__SET PROBLEM__:
Below is a block of records. Copy every line in it that contains the word "type".
+++ DATASET EXTRACT
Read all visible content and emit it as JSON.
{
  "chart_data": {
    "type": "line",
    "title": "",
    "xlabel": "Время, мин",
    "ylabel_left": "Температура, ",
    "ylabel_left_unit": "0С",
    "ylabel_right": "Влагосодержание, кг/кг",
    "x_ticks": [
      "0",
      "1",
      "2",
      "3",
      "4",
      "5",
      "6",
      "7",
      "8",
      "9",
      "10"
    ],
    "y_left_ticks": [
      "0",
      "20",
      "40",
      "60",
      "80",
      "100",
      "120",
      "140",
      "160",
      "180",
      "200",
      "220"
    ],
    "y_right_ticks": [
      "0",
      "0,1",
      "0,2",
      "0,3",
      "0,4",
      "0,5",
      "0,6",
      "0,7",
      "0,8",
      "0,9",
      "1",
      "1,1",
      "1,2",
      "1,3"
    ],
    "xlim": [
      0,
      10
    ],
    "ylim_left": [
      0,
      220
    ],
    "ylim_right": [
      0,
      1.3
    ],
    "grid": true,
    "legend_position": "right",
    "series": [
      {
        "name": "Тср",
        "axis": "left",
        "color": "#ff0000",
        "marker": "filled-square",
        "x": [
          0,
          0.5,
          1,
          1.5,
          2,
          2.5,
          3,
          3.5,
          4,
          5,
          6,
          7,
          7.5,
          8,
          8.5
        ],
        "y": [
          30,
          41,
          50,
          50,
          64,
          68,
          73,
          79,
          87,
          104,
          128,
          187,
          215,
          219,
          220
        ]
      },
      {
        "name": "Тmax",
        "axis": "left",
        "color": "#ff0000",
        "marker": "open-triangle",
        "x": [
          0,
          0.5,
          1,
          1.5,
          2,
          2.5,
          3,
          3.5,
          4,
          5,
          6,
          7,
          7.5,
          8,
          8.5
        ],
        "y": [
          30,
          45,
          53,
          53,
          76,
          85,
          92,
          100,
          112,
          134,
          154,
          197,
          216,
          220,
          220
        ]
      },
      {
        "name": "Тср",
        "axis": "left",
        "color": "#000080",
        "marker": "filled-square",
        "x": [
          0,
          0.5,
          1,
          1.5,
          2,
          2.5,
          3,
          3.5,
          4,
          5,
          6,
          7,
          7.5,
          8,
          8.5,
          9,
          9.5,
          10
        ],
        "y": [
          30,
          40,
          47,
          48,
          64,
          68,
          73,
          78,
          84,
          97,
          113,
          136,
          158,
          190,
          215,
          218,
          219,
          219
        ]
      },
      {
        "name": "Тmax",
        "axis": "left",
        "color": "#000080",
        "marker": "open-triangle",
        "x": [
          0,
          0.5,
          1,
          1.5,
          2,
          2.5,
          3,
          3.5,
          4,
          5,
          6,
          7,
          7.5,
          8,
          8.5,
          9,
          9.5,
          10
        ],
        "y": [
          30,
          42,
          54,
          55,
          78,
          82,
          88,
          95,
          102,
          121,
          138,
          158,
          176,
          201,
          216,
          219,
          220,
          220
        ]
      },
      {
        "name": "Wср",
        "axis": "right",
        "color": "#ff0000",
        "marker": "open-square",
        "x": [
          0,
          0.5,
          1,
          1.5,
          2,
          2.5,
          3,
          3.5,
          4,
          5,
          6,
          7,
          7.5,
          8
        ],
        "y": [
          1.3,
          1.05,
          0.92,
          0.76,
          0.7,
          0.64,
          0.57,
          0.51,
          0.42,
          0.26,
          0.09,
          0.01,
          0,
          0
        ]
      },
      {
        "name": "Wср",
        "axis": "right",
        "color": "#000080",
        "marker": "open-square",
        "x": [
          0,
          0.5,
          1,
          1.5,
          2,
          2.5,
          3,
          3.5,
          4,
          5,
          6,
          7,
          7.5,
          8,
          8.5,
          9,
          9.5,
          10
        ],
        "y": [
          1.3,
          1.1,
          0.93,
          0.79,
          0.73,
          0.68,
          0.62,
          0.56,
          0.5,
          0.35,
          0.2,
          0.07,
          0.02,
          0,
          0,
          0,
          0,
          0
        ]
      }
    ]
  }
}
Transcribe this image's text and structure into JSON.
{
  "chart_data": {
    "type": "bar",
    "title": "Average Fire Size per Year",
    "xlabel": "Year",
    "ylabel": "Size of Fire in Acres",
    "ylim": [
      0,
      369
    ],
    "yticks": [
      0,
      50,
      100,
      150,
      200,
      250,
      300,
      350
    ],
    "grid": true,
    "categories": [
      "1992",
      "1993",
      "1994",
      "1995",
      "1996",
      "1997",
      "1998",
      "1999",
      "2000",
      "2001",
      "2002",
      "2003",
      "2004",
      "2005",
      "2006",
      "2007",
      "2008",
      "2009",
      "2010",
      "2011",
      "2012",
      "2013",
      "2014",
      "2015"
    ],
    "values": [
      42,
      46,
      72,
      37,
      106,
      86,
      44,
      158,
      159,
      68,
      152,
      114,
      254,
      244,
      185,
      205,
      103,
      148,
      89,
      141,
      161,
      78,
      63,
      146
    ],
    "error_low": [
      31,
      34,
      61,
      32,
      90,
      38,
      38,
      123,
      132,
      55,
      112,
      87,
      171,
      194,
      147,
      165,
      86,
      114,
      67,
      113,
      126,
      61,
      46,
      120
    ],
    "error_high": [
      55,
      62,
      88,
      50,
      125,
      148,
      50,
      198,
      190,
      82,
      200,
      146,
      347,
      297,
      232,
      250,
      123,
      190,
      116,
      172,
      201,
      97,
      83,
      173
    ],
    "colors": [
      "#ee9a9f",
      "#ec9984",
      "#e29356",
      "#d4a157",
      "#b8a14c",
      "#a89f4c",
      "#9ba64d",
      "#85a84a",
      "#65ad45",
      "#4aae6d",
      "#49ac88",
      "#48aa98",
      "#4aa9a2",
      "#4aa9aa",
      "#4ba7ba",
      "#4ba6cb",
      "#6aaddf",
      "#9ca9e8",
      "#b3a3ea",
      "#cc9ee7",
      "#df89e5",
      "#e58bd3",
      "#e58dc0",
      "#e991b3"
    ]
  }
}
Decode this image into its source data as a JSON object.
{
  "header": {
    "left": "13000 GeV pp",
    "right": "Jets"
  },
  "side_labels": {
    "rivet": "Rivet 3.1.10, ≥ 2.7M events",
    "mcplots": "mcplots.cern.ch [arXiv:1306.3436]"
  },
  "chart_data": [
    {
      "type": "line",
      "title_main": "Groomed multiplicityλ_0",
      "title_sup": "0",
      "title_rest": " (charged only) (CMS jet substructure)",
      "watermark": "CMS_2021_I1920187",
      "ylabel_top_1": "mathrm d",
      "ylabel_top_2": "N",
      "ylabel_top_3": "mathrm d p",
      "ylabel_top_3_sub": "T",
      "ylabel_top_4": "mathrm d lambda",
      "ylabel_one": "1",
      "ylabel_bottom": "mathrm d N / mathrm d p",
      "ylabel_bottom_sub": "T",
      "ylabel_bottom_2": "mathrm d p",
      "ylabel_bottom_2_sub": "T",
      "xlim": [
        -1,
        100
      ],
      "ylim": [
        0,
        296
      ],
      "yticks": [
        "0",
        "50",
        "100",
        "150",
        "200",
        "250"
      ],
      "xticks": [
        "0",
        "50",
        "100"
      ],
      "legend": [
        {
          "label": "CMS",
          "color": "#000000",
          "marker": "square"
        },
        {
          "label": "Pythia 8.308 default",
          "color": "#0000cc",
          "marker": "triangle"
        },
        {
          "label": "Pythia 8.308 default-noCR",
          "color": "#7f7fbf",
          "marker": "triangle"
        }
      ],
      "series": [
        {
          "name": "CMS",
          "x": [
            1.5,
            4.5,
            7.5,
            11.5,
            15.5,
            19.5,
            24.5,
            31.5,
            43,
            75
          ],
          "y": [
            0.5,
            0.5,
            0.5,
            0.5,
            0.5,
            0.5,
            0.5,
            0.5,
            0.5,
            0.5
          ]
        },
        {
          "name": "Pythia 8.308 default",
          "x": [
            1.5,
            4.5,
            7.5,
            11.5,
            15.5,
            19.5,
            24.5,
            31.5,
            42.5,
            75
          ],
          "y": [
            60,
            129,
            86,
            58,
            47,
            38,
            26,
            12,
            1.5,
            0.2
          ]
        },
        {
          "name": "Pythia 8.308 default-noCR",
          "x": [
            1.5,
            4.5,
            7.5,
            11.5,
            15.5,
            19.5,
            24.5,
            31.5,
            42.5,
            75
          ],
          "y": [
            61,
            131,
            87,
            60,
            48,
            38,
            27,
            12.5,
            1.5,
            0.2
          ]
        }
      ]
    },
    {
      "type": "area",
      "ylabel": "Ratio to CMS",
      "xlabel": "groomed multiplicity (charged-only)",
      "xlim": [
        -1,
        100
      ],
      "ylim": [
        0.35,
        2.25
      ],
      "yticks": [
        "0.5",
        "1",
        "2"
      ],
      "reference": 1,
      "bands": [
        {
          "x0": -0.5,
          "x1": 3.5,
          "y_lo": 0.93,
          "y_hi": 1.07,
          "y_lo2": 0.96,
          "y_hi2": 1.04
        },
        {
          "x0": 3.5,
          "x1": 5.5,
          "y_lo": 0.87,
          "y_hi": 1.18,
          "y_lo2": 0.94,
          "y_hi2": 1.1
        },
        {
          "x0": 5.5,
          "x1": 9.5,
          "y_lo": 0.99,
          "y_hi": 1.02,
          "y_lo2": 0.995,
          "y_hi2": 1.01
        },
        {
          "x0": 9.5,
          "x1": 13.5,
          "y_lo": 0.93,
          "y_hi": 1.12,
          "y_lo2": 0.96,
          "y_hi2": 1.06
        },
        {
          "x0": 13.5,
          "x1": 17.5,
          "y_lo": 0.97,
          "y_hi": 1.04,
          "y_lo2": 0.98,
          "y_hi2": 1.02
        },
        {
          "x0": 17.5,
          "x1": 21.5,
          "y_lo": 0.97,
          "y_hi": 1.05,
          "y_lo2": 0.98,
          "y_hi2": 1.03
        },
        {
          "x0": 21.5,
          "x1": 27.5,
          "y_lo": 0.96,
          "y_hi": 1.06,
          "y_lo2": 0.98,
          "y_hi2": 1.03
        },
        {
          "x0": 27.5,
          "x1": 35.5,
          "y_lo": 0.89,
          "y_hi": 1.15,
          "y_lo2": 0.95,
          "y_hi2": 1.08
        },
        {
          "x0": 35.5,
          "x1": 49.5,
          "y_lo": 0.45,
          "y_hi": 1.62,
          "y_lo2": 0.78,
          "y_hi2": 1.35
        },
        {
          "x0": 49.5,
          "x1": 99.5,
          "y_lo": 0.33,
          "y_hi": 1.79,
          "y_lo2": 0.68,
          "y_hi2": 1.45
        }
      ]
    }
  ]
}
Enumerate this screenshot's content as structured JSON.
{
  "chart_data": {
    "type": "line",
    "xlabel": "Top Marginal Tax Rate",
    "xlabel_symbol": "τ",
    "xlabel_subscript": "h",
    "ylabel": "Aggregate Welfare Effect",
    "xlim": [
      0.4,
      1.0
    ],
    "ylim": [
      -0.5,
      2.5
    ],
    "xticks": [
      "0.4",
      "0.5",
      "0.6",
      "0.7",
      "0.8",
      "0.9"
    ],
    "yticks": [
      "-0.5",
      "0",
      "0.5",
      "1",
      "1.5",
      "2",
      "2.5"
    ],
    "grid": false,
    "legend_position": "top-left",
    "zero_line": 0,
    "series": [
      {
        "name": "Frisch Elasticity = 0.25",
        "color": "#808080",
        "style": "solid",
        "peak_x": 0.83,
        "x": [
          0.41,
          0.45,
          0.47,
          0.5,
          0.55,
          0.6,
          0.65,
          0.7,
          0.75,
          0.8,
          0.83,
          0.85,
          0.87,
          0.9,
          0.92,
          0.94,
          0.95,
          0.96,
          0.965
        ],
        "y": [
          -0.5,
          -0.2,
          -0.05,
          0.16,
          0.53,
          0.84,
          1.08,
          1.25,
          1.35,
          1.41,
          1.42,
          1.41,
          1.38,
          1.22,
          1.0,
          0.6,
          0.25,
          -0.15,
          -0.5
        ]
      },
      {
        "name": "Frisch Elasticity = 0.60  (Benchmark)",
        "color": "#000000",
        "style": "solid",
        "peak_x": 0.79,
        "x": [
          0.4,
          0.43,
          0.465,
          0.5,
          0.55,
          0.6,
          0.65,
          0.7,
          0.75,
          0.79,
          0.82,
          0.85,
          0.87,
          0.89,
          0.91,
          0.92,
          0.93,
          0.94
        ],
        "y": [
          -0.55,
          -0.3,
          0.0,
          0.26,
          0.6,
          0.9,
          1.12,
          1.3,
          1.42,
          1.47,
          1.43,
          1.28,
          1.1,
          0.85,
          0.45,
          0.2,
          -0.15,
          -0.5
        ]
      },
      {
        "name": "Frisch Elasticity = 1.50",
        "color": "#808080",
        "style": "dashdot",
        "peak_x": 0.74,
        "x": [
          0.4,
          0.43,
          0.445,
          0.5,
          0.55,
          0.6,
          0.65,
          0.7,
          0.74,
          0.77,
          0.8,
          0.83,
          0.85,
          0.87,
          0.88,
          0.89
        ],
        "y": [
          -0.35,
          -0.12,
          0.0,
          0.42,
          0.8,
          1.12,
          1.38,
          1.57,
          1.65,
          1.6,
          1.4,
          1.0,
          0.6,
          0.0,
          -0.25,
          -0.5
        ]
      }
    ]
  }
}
++++++
__EXERCISE OUTPUT__:
    "type": "line",
    "type": "bar",
      "type": "line",
      "type": "area",
    "type": "line",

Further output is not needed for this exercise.